Exercise goal> How many lines in the entries below contain "likes"? Answer with the number only.

Entries>
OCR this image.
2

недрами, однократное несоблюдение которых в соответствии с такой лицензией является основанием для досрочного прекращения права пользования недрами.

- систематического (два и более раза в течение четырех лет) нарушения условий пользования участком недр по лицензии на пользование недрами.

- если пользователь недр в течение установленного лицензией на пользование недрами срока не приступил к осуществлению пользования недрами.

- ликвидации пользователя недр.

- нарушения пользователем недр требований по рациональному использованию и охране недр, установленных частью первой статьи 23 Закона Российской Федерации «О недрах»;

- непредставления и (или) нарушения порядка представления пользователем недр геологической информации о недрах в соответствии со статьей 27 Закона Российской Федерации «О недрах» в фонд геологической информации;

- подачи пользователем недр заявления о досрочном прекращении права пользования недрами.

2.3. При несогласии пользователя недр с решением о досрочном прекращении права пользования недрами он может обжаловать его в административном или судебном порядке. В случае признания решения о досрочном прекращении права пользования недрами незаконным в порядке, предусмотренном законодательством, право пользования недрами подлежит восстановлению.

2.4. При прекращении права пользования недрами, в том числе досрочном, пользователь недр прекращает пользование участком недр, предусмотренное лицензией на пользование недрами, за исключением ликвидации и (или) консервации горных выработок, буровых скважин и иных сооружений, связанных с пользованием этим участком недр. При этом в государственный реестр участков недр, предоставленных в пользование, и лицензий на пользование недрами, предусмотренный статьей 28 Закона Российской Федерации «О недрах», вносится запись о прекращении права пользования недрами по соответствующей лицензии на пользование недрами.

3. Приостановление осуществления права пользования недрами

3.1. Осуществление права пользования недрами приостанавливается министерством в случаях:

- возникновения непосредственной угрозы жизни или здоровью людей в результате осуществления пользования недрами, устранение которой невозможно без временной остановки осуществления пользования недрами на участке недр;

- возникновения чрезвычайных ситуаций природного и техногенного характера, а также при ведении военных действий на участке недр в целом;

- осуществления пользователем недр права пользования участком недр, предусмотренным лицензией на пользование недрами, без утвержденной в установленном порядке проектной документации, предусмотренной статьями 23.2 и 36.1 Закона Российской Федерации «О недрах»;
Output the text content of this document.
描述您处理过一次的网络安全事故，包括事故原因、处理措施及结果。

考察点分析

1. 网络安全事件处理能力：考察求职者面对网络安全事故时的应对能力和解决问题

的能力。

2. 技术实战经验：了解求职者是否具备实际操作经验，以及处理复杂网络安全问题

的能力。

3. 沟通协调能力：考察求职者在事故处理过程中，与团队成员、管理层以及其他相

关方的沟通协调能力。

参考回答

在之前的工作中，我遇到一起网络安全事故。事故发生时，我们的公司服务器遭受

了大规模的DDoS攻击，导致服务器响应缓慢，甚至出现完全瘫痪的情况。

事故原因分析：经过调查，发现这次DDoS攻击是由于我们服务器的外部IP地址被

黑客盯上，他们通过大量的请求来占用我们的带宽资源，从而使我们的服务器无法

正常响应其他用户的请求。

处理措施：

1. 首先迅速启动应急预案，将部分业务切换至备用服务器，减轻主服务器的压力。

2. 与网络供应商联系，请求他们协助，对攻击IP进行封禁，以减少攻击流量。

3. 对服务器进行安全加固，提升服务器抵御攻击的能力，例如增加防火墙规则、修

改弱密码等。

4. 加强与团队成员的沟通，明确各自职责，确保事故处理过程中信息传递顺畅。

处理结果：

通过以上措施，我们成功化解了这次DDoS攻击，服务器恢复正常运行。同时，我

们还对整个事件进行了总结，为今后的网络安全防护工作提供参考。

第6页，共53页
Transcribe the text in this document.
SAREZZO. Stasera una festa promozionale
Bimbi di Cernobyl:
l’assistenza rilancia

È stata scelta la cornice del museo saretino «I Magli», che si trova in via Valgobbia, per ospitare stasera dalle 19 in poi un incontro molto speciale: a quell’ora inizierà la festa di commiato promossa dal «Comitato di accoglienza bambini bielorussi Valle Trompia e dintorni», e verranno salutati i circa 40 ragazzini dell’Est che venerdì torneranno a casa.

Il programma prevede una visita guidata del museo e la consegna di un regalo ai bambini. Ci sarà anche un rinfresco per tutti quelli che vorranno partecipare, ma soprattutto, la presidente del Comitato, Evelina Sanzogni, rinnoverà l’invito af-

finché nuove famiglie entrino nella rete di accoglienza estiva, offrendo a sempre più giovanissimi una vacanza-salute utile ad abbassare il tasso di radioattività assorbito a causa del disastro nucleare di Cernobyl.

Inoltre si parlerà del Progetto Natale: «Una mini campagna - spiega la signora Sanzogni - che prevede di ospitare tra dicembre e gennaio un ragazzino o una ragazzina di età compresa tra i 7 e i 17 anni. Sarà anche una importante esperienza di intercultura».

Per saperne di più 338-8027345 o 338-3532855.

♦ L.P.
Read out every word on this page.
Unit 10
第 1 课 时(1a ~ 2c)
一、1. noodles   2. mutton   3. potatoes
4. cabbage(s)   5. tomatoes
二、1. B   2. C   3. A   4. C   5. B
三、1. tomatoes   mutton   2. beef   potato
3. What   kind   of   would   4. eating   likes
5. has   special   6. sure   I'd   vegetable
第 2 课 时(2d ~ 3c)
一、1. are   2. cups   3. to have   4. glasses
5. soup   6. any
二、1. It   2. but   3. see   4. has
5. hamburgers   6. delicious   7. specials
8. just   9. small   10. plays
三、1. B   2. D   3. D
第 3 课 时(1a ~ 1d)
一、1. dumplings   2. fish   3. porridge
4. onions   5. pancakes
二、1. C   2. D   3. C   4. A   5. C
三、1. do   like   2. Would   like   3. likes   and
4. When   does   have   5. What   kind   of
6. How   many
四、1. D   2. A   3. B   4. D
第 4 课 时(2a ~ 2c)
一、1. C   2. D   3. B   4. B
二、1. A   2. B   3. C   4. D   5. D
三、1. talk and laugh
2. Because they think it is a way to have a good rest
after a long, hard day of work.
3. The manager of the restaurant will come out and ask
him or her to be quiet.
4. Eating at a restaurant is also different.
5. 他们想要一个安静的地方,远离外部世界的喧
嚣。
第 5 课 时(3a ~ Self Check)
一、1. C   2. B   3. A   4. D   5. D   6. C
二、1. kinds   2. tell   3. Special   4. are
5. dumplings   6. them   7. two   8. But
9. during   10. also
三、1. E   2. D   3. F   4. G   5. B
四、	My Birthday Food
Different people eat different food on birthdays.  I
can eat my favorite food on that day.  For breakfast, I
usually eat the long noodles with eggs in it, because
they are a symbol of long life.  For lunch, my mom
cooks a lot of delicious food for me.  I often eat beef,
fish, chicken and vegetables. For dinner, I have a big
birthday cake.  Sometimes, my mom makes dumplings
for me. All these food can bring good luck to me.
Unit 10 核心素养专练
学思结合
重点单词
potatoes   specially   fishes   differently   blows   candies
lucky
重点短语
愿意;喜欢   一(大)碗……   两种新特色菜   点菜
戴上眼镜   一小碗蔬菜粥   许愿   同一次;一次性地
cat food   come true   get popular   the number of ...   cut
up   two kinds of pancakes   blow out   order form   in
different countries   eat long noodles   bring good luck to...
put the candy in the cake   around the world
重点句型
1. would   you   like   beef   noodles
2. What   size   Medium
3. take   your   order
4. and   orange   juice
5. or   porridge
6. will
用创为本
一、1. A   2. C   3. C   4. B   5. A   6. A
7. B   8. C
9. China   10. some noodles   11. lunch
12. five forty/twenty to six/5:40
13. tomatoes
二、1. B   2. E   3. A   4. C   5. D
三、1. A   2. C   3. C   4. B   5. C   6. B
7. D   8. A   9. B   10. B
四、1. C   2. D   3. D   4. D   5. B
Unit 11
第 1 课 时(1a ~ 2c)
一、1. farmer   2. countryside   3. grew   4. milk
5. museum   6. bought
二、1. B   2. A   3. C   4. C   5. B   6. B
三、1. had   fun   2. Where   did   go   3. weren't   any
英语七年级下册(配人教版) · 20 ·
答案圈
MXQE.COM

Written solution> 2